◆ **Brief**
According to the Spine-Unity sorting text, which component actually stores the Sorting Layer and Sorting Order properties?

◆ **Reading text**
=== Begin Enclosure ===

Sorting Layer and Order

The Sorting Layer and Sorting Order properties found in SkeletonRenderer/SkeletonAnimation’s Inspector actually modifies the MeshRenderer’s sorting layer and sorting order properties.

Despite being hidden in MeshRenderer’s inspector, these properties are actually serialized/stored normally as part of MeshRenderer and not part of SkeletonRenderer.

Sorting via Camera Distance

If you keep all your renderers in the same sorting layer and order, they will be subject to the other sorting schemes mentioned above.

If the queue tag is also the same (if you're using the same material and shader), then you should be able to control sorting of your Spine GameObjects according to camera distance.

Also remember that perspective cameras have sorting modes.

So can I ever render anything between parts of my Spine skeleton?

Sometimes, you need your character to ride a bicycle, or lift a rock hug an Ionic column. In Spine terms, this means you have to render some parts behind a thing, and some parts in front of a thing.

In Unity, meshes are rendered as a whole. So how do you get one to render behind and in front?

The answer to this question may change in the future.

But for now, you can use the Spine-Unity SkeletonUtility function called "Submesh Renderers". Its use will be covered separately.

But basically, what it does is allow your SkeletonRenderer’s mesh to be split by a slot (things above it and things below it). Those resulting pieces will then be rendered by their own MeshRenderers in their own GameObjects. Because they become separate renderers, you can set their sorting order individually.

I lowered the alpha to fade out my skeleton. Why are the overlaps showing?

This is how realtime mesh rendering works anywhere. The opacity is applied right when the triangles are drawn, not after.

=== End Enclosure ===

◆ **Data shown**
=== Begin Enclosure ===

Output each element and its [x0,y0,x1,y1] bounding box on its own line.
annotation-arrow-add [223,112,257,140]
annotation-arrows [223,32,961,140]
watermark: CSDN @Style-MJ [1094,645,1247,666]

=== End Enclosure ===

◆ **The completed task**
They are serialized as part of the MeshRenderer, not SkeletonRenderer.